Write out the records beneath this line exactly as they appear, minus any images.
==*==
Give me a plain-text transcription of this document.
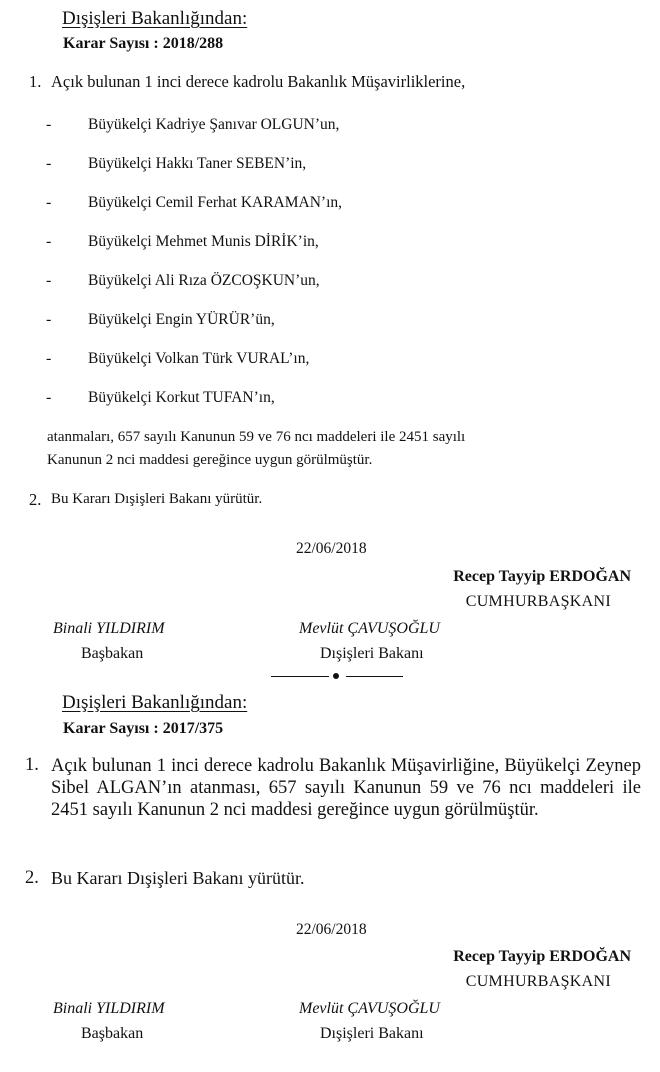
Dışişleri Bakanlığından:
Karar Sayısı : 2018/288
1. Açık bulunan 1 inci derece kadrolu Bakanlık Müşavirliklerine,
- Büyükelçi Kadriye Şanıvar OLGUN’un,
- Büyükelçi Hakkı Taner SEBEN’in,
- Büyükelçi Cemil Ferhat KARAMAN’ın,
- Büyükelçi Mehmet Munis DİRİK’in,
- Büyükelçi Ali Rıza ÖZCOŞKUN’un,
- Büyükelçi Engin YÜRÜR’ün,
- Büyükelçi Volkan Türk VURAL’ın,
- Büyükelçi Korkut TUFAN’ın,
atanmaları, 657 sayılı Kanunun 59 ve 76 ncı maddeleri ile 2451 sayılı
Kanunun 2 nci maddesi gereğince uygun görülmüştür.
2. Bu Kararı Dışişleri Bakanı yürütür.
22/06/2018
Recep Tayyip ERDOĞAN
CUMHURBAŞKANI
Binali YILDIRIM
Başbakan
Mevlüt ÇAVUŞOĞLU
Dışişleri Bakanı
Dışişleri Bakanlığından:
Karar Sayısı : 2017/375
1. Açık bulunan 1 inci derece kadrolu Bakanlık Müşavirliğine, Büyükelçi Zeynep Sibel ALGAN’ın atanması, 657 sayılı Kanunun 59 ve 76 ncı maddeleri ile 2451 sayılı Kanunun 2 nci maddesi gereğince uygun görülmüştür.
2. Bu Kararı Dışişleri Bakanı yürütür.
22/06/2018
Recep Tayyip ERDOĞAN
CUMHURBAŞKANI
Binali YILDIRIM
Başbakan
Mevlüt ÇAVUŞOĞLU
Dışişleri Bakanı
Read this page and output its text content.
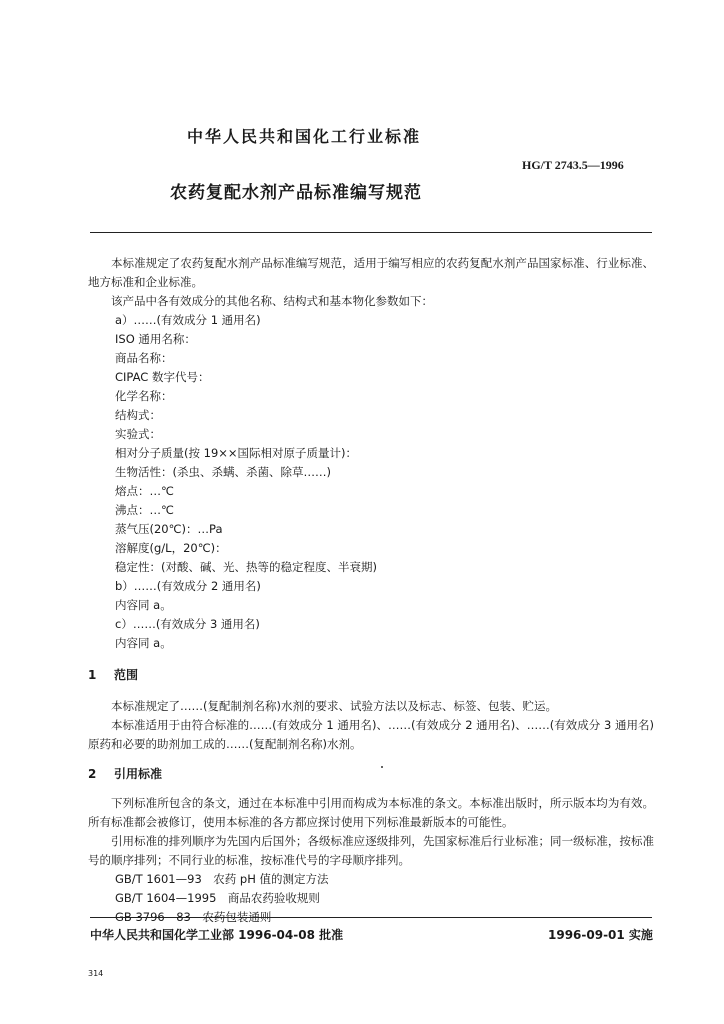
中华人民共和国化工行业标准
HG/T 2743.5—1996
农药复配水剂产品标准编写规范

本标准规定了农药复配水剂产品标准编写规范，适用于编写相应的农药复配水剂产品国家标准、行业标准、地方标准和企业标准。

该产品中各有效成分的其他名称、结构式和基本物化参数如下：

a）……(有效成分 1 通用名)
ISO 通用名称：
商品名称：
CIPAC 数字代号：
化学名称：
结构式：
实验式：
相对分子质量(按 19××国际相对原子质量计)：
生物活性：(杀虫、杀螨、杀菌、除草……)
熔点：…℃
沸点：…℃
蒸气压(20℃)：…Pa
溶解度(g/L，20℃)：
稳定性：(对酸、碱、光、热等的稳定程度、半衰期)
b）……(有效成分 2 通用名)
内容同 a。
c）……(有效成分 3 通用名)
内容同 a。
1 范围

本标准规定了……(复配制剂名称)水剂的要求、试验方法以及标志、标签、包装、贮运。

本标准适用于由符合标准的……(有效成分 1 通用名)、……(有效成分 2 通用名)、……(有效成分 3 通用名)原药和必要的助剂加工成的……(复配制剂名称)水剂。

2 引用标准

下列标准所包含的条文，通过在本标准中引用而构成为本标准的条文。本标准出版时，所示版本均为有效。所有标准都会被修订，使用本标准的各方都应探讨使用下列标准最新版本的可能性。

引用标准的排列顺序为先国内后国外；各级标准应逐级排列，先国家标准后行业标准；同一级标准，按标准号的顺序排列；不同行业的标准，按标准代号的字母顺序排列。

GB/T 1601—93　农药 pH 值的测定方法
GB/T 1604—1995　商品农药验收规则
GB 3796—83　农药包装通则
中华人民共和国化学工业部 1996-04-08 批准	1996-09-01 实施
314
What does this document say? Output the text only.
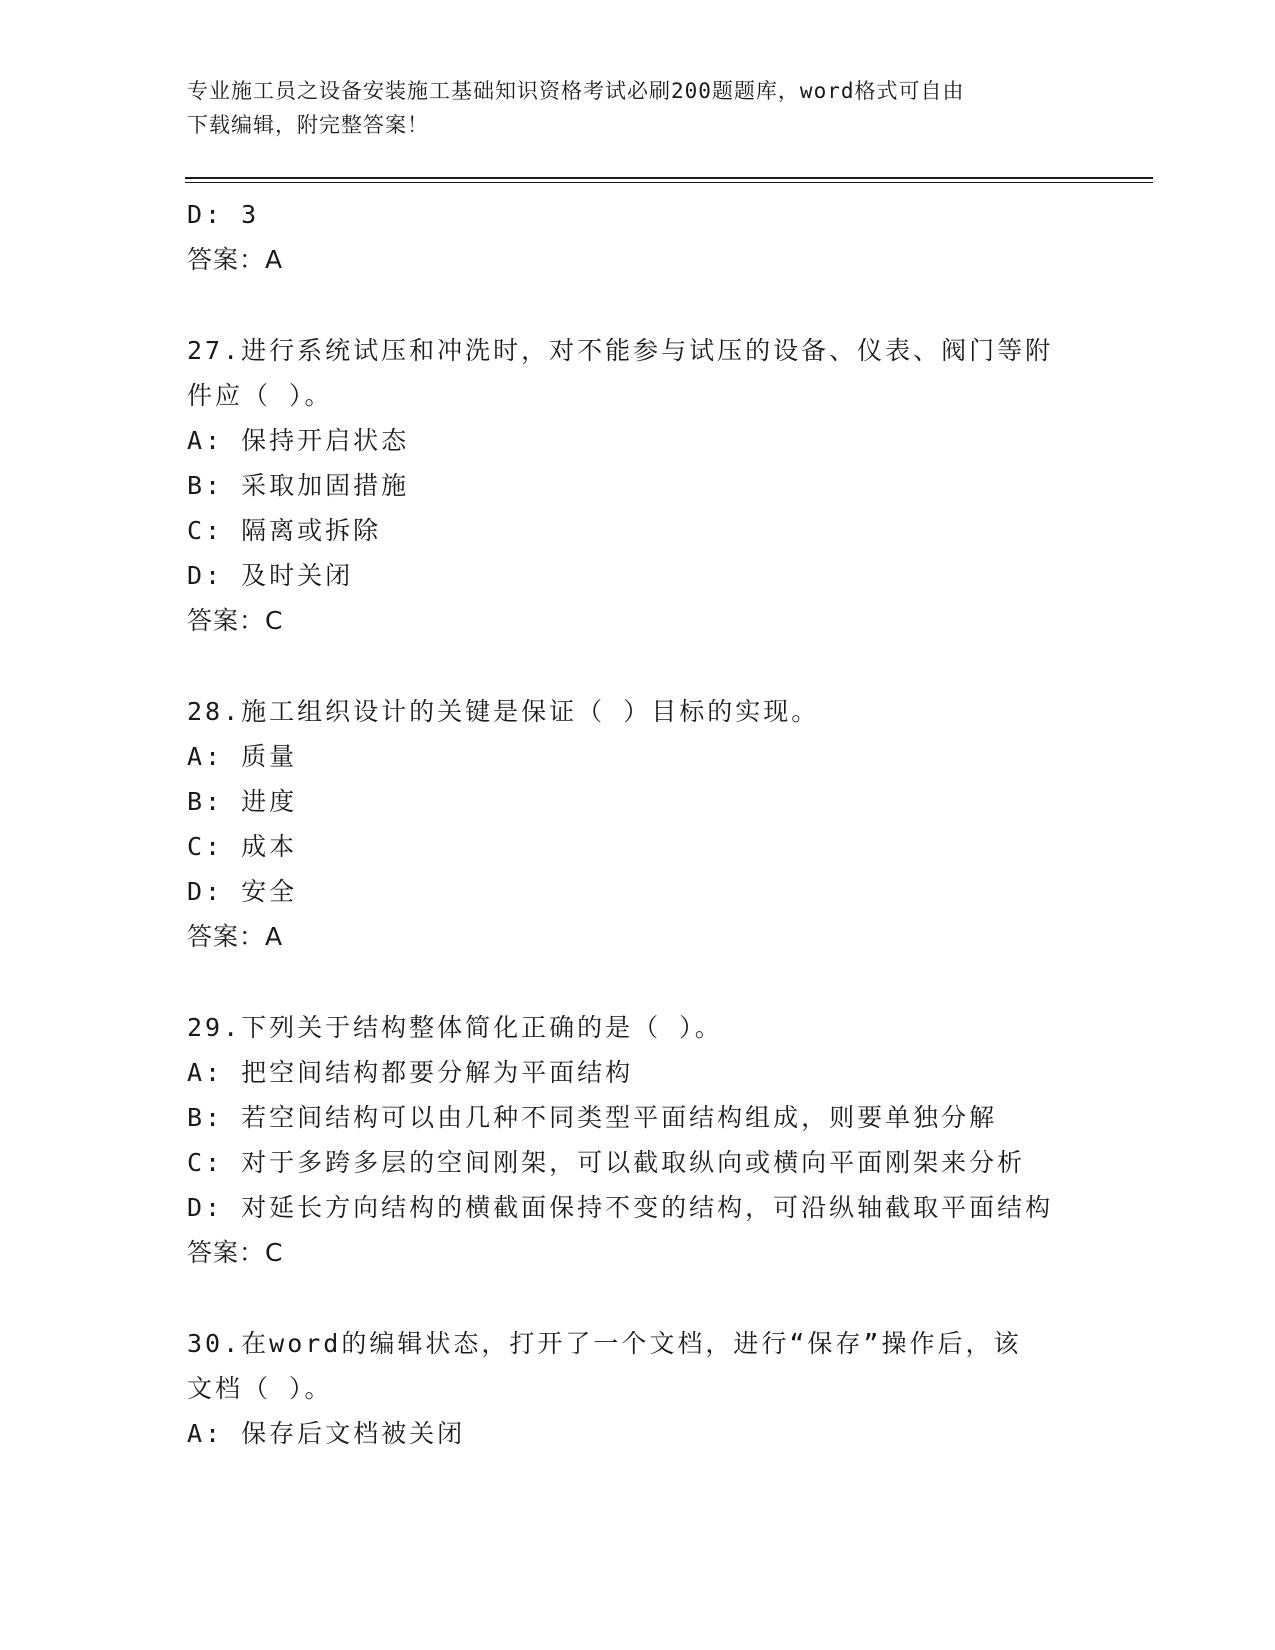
专业施工员之设备安装施工基础知识资格考试必刷200题题库，word格式可自由
下载编辑，附完整答案！
D: 3
答案：A
27.进行系统试压和冲洗时，对不能参与试压的设备、仪表、阀门等附
件应（ ）。
A: 保持开启状态
B: 采取加固措施
C: 隔离或拆除
D: 及时关闭
答案：C
28.施工组织设计的关键是保证（ ）目标的实现。
A: 质量
B: 进度
C: 成本
D: 安全
答案：A
29.下列关于结构整体简化正确的是（ ）。
A: 把空间结构都要分解为平面结构
B: 若空间结构可以由几种不同类型平面结构组成，则要单独分解
C: 对于多跨多层的空间刚架，可以截取纵向或横向平面刚架来分析
D: 对延长方向结构的横截面保持不变的结构，可沿纵轴截取平面结构
答案：C
30.在word的编辑状态，打开了一个文档，进行“保存”操作后，该
文档（ ）。
A: 保存后文档被关闭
==*==
* [Task answer]
Give me a plain-text transcription of this document.
Dışişleri Bakanlığından:
Karar Sayısı : 2018/288
1. Açık bulunan 1 inci derece kadrolu Bakanlık Müşavirliklerine,
- Büyükelçi Kadriye Şanıvar OLGUN’un,
- Büyükelçi Hakkı Taner SEBEN’in,
- Büyükelçi Cemil Ferhat KARAMAN’ın,
- Büyükelçi Mehmet Munis DİRİK’in,
- Büyükelçi Ali Rıza ÖZCOŞKUN’un,
- Büyükelçi Engin YÜRÜR’ün,
- Büyükelçi Volkan Türk VURAL’ın,
- Büyükelçi Korkut TUFAN’ın,
atanmaları, 657 sayılı Kanunun 59 ve 76 ncı maddeleri ile 2451 sayılı
Kanunun 2 nci maddesi gereğince uygun görülmüştür.
2. Bu Kararı Dışişleri Bakanı yürütür.
22/06/2018
Recep Tayyip ERDOĞAN
CUMHURBAŞKANI
Binali YILDIRIM
Başbakan
Mevlüt ÇAVUŞOĞLU
Dışişleri Bakanı
Dışişleri Bakanlığından:
Karar Sayısı : 2017/375
1. Açık bulunan 1 inci derece kadrolu Bakanlık Müşavirliğine, Büyükelçi Zeynep Sibel ALGAN’ın atanması, 657 sayılı Kanunun 59 ve 76 ncı maddeleri ile 2451 sayılı Kanunun 2 nci maddesi gereğince uygun görülmüştür.
2. Bu Kararı Dışişleri Bakanı yürütür.
22/06/2018
Recep Tayyip ERDOĞAN
CUMHURBAŞKANI
Binali YILDIRIM
Başbakan
Mevlüt ÇAVUŞOĞLU
Dışişleri Bakanı
Read this page and output its text content.
中华人民共和国化工行业标准
HG/T 2743.5—1996
农药复配水剂产品标准编写规范

本标准规定了农药复配水剂产品标准编写规范，适用于编写相应的农药复配水剂产品国家标准、行业标准、地方标准和企业标准。

该产品中各有效成分的其他名称、结构式和基本物化参数如下：

a）……(有效成分 1 通用名)
ISO 通用名称：
商品名称：
CIPAC 数字代号：
化学名称：
结构式：
实验式：
相对分子质量(按 19××国际相对原子质量计)：
生物活性：(杀虫、杀螨、杀菌、除草……)
熔点：…℃
沸点：…℃
蒸气压(20℃)：…Pa
溶解度(g/L，20℃)：
稳定性：(对酸、碱、光、热等的稳定程度、半衰期)
b）……(有效成分 2 通用名)
内容同 a。
c）……(有效成分 3 通用名)
内容同 a。
1 范围

本标准规定了……(复配制剂名称)水剂的要求、试验方法以及标志、标签、包装、贮运。

本标准适用于由符合标准的……(有效成分 1 通用名)、……(有效成分 2 通用名)、……(有效成分 3 通用名)原药和必要的助剂加工成的……(复配制剂名称)水剂。

2 引用标准

下列标准所包含的条文，通过在本标准中引用而构成为本标准的条文。本标准出版时，所示版本均为有效。所有标准都会被修订，使用本标准的各方都应探讨使用下列标准最新版本的可能性。

引用标准的排列顺序为先国内后国外；各级标准应逐级排列，先国家标准后行业标准；同一级标准，按标准号的顺序排列；不同行业的标准，按标准代号的字母顺序排列。

GB/T 1601—93　农药 pH 值的测定方法
GB/T 1604—1995　商品农药验收规则
GB 3796—83　农药包装通则
中华人民共和国化学工业部 1996-04-08 批准	1996-09-01 实施
314
What does this document say? Output the text only.
专业施工员之设备安装施工基础知识资格考试必刷200题题库，word格式可自由
下载编辑，附完整答案！
D: 3
答案：A
27.进行系统试压和冲洗时，对不能参与试压的设备、仪表、阀门等附
件应（ ）。
A: 保持开启状态
B: 采取加固措施
C: 隔离或拆除
D: 及时关闭
答案：C
28.施工组织设计的关键是保证（ ）目标的实现。
A: 质量
B: 进度
C: 成本
D: 安全
答案：A
29.下列关于结构整体简化正确的是（ ）。
A: 把空间结构都要分解为平面结构
B: 若空间结构可以由几种不同类型平面结构组成，则要单独分解
C: 对于多跨多层的空间刚架，可以截取纵向或横向平面刚架来分析
D: 对延长方向结构的横截面保持不变的结构，可沿纵轴截取平面结构
答案：C
30.在word的编辑状态，打开了一个文档，进行“保存”操作后，该
文档（ ）。
A: 保存后文档被关闭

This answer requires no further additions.